- THE TASK:
Pick out the lines containing "screenshot".

- Collected data entries:
## START

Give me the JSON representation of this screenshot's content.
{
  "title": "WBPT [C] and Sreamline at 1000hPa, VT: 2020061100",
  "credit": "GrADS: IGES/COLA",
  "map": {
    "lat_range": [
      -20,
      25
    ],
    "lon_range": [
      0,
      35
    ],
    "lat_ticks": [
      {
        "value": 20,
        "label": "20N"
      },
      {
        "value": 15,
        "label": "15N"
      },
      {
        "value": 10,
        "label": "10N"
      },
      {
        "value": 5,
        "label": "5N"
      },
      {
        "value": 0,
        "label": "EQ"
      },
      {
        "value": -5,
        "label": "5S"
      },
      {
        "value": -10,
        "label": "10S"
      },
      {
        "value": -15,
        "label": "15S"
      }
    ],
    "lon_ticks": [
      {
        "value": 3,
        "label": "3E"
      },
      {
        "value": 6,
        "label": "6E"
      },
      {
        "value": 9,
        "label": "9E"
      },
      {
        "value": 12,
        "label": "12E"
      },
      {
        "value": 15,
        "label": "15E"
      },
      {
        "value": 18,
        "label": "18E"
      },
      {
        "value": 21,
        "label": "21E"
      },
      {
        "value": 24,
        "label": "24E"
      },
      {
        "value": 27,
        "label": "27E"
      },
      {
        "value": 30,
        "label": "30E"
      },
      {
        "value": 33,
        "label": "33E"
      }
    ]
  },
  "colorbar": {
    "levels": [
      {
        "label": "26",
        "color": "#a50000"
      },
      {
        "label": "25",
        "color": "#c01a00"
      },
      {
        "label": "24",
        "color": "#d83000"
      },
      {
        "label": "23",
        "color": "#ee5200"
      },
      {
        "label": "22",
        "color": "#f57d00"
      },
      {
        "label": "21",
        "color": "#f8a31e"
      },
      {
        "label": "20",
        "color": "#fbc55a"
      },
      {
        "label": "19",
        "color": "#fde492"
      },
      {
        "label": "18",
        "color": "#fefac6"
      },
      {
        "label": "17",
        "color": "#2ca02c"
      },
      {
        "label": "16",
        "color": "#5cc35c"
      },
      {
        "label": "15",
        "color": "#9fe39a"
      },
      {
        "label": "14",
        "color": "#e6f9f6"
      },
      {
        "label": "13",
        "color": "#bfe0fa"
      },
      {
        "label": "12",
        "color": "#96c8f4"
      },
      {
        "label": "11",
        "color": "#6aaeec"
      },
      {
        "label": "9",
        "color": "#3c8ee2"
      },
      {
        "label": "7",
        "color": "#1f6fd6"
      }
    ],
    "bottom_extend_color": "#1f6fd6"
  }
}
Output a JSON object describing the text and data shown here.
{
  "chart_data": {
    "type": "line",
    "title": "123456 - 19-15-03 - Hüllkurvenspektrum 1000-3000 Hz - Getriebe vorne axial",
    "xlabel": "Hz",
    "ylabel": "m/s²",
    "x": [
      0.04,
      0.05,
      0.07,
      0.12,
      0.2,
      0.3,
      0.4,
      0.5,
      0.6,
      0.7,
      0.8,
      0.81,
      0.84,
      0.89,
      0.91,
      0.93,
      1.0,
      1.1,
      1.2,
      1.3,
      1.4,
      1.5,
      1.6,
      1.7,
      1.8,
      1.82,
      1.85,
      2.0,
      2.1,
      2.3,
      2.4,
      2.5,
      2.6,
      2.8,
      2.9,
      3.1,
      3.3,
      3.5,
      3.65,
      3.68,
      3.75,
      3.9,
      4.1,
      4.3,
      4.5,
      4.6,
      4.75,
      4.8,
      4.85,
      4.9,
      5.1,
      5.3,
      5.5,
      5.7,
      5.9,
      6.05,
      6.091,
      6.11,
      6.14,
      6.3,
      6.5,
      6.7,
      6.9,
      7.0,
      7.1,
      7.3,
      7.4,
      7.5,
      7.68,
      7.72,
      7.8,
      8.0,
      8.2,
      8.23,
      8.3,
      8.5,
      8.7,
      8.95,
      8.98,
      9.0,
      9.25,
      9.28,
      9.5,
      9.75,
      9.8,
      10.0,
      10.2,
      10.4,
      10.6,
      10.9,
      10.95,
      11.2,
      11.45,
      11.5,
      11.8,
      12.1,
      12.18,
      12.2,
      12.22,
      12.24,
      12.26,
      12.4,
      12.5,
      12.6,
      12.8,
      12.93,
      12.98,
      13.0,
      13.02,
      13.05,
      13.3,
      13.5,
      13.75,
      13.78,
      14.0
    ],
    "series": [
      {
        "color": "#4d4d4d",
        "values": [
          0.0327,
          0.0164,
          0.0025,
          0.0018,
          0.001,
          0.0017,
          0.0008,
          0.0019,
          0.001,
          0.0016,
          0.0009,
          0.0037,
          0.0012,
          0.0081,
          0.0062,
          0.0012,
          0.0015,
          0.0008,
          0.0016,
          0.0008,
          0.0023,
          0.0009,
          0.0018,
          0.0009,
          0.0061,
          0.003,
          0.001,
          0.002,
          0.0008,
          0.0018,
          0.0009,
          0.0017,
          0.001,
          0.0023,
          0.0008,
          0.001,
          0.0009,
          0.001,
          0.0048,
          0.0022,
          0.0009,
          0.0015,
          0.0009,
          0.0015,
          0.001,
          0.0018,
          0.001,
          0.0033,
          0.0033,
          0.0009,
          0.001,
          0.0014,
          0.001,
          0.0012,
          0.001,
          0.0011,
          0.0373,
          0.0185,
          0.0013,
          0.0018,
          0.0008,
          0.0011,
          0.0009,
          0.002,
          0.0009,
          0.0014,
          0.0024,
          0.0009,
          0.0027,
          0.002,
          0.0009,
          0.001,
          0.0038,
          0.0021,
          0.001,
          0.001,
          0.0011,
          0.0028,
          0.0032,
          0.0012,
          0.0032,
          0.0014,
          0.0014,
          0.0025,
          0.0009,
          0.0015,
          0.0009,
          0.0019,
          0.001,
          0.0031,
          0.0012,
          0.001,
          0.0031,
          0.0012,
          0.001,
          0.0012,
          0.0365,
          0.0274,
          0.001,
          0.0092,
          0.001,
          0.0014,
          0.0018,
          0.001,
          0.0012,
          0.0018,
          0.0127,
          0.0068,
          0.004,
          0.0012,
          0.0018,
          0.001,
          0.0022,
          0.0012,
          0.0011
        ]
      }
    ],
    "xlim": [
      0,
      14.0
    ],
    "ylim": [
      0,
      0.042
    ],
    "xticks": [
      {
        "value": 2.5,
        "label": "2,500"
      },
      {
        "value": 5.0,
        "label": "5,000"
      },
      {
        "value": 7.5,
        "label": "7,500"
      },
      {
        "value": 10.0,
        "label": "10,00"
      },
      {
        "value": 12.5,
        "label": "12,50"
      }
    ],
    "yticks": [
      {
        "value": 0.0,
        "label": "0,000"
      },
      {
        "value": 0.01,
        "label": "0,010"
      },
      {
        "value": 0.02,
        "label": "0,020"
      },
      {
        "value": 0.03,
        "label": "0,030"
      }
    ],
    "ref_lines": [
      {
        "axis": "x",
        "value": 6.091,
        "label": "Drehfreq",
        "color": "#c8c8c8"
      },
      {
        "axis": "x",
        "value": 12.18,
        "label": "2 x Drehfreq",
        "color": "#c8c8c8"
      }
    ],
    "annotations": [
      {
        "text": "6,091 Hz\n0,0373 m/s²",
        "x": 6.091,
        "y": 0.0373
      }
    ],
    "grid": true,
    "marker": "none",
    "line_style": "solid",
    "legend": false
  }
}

## END
## START

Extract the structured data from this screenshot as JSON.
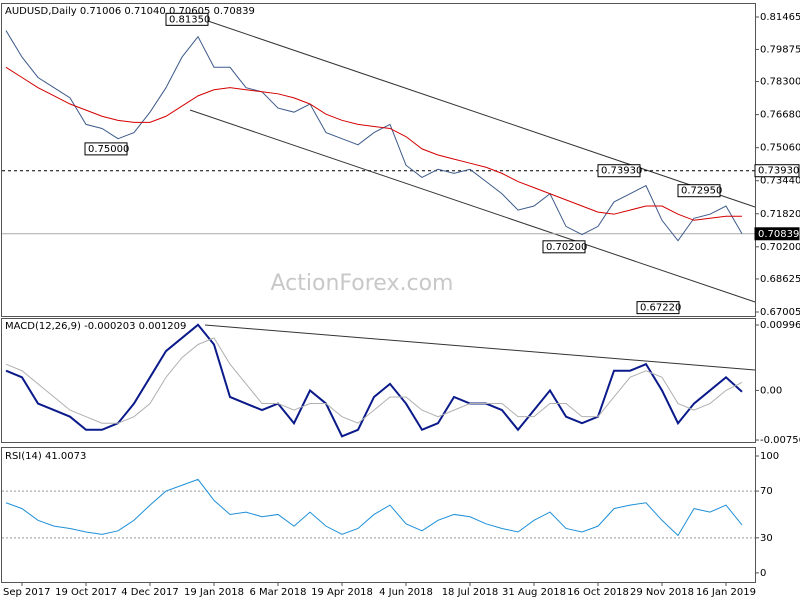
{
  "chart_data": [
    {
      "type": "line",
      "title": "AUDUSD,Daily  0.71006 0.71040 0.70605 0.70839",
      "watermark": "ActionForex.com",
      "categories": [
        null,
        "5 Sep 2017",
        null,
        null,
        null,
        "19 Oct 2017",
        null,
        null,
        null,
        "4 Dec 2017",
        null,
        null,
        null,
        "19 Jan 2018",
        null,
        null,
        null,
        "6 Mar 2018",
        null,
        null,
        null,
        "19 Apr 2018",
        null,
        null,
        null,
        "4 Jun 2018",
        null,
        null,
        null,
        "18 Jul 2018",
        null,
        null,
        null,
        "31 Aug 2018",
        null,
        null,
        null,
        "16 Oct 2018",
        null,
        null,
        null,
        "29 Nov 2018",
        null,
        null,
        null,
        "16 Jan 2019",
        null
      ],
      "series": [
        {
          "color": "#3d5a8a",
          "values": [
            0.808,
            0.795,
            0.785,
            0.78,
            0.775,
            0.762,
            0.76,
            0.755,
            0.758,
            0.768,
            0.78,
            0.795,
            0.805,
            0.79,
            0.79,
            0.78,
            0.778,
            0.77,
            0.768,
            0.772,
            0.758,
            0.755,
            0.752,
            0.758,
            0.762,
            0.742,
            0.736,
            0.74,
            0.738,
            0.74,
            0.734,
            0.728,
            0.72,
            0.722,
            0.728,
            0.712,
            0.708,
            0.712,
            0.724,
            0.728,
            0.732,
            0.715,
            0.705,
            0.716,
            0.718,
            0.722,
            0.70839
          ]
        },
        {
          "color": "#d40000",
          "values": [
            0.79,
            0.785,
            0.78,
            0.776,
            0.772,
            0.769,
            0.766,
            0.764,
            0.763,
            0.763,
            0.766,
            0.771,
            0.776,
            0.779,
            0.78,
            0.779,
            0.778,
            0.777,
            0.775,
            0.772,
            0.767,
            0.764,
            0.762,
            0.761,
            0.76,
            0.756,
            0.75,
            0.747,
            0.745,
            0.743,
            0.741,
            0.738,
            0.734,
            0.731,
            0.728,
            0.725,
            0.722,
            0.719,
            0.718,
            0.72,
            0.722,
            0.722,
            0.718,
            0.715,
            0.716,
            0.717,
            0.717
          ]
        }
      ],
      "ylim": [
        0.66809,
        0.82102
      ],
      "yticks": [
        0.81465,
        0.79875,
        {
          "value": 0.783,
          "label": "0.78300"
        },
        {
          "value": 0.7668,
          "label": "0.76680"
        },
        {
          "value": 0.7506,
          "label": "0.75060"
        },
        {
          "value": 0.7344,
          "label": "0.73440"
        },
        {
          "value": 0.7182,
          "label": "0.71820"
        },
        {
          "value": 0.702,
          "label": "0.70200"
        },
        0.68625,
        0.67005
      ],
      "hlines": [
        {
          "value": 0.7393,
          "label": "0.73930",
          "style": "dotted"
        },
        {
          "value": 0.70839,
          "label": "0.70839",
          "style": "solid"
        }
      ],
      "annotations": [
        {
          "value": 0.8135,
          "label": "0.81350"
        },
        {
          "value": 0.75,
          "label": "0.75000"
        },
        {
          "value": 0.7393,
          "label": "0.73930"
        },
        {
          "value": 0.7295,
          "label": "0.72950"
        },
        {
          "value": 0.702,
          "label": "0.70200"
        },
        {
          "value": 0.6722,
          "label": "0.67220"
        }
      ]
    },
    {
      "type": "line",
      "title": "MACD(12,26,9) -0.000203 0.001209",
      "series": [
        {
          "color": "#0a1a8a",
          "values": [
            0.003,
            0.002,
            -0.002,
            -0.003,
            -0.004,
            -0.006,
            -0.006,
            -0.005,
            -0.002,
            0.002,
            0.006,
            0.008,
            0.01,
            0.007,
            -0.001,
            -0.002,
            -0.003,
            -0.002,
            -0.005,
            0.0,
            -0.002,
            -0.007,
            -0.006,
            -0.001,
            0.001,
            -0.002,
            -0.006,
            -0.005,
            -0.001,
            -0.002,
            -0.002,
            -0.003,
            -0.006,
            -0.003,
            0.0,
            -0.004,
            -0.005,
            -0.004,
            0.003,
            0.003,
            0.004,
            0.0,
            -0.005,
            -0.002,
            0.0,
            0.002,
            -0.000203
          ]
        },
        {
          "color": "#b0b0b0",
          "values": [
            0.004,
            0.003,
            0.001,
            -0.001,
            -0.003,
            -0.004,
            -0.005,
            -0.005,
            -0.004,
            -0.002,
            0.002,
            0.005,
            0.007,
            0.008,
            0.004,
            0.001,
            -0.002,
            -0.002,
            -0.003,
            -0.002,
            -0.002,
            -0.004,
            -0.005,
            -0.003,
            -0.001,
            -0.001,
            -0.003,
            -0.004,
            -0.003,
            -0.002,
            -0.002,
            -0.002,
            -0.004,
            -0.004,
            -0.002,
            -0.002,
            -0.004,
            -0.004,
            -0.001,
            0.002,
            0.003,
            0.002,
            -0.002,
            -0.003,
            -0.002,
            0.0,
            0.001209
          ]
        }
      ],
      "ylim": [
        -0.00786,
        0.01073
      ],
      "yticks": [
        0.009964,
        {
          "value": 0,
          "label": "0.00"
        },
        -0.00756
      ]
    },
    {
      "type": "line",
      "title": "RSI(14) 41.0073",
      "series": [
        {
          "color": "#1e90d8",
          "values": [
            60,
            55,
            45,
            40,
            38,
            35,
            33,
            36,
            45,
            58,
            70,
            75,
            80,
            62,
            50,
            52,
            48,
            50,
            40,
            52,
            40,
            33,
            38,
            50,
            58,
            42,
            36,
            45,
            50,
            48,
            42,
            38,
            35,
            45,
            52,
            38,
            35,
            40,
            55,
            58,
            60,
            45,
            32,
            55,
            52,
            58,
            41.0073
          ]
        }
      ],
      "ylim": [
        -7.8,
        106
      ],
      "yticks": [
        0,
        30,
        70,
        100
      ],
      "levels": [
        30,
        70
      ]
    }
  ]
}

## END

- WRITTEN RESPONSE:
Give me the JSON representation of this screenshot's content.
Extract the structured data from this screenshot as JSON.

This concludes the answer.